Task requirements:
Whenever a line contains the string "structure", copy it out of the entries.

Recorded information:
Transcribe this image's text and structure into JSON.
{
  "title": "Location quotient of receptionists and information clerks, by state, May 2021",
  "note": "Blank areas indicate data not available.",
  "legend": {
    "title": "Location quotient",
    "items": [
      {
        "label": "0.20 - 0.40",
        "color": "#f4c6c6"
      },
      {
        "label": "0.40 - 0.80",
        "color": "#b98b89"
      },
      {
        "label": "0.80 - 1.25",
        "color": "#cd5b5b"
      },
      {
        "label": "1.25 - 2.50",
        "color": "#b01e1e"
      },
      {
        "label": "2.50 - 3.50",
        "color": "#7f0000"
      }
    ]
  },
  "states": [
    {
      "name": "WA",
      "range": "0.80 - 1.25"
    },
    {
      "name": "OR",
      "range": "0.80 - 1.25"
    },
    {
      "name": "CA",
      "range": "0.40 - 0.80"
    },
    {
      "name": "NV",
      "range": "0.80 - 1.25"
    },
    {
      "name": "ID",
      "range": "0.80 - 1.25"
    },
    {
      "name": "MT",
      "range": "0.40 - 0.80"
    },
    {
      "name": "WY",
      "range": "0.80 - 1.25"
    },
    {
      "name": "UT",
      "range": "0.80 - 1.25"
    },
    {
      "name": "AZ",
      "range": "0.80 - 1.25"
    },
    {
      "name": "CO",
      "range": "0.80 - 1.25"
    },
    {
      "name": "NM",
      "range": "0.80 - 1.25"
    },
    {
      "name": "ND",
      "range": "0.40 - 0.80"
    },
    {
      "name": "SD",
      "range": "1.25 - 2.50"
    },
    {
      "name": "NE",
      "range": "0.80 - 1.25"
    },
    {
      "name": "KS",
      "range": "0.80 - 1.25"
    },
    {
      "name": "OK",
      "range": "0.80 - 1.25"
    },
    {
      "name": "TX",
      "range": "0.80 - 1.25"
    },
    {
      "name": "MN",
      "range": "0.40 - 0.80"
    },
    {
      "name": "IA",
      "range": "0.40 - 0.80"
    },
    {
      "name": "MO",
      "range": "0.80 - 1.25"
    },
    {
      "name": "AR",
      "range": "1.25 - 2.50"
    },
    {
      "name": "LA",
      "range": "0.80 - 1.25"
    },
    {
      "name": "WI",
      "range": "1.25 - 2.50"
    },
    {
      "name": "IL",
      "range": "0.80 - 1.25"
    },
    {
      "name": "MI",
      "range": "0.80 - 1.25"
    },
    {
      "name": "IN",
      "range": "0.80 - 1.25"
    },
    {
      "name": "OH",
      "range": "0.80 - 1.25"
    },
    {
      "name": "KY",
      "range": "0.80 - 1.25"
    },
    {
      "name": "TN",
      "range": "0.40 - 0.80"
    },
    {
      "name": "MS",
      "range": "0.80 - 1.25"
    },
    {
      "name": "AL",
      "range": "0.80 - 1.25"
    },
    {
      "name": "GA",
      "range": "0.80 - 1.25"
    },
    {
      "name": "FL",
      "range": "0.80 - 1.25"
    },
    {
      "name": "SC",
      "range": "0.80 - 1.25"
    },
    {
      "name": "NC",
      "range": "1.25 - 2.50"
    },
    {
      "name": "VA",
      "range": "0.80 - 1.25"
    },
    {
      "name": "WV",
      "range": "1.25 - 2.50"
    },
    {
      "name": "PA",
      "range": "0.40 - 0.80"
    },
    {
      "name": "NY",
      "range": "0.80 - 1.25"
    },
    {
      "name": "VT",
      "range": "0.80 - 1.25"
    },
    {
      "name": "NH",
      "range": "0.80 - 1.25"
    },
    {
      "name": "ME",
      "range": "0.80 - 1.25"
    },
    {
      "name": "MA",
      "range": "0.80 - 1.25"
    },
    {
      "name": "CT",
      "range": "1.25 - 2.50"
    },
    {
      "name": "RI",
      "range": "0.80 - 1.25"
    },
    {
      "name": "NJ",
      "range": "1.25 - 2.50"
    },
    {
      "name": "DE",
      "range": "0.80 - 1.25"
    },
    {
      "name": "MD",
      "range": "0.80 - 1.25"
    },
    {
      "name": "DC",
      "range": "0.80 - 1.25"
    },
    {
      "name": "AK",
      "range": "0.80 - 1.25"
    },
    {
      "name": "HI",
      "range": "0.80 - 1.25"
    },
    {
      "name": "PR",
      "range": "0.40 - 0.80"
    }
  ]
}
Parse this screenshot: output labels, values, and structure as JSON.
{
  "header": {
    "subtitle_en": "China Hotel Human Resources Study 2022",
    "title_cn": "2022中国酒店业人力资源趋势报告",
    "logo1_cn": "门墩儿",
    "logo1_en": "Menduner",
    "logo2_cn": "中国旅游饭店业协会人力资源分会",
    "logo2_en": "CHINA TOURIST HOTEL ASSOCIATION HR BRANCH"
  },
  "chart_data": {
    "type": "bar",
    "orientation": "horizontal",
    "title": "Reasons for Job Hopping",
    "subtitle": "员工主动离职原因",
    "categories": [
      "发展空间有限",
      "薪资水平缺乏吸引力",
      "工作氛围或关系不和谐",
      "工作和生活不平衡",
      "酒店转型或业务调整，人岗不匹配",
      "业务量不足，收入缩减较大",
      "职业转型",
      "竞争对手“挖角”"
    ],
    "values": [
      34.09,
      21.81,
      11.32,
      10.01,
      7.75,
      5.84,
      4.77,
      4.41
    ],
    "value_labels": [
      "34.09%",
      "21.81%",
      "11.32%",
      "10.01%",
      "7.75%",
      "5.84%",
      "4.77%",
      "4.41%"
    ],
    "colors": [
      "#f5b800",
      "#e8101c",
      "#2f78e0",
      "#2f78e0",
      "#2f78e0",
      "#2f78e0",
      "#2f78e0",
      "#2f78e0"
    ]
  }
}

Finished task:
Transcribe this image's text and structure into JSON.
Parse this screenshot: output labels, values, and structure as JSON.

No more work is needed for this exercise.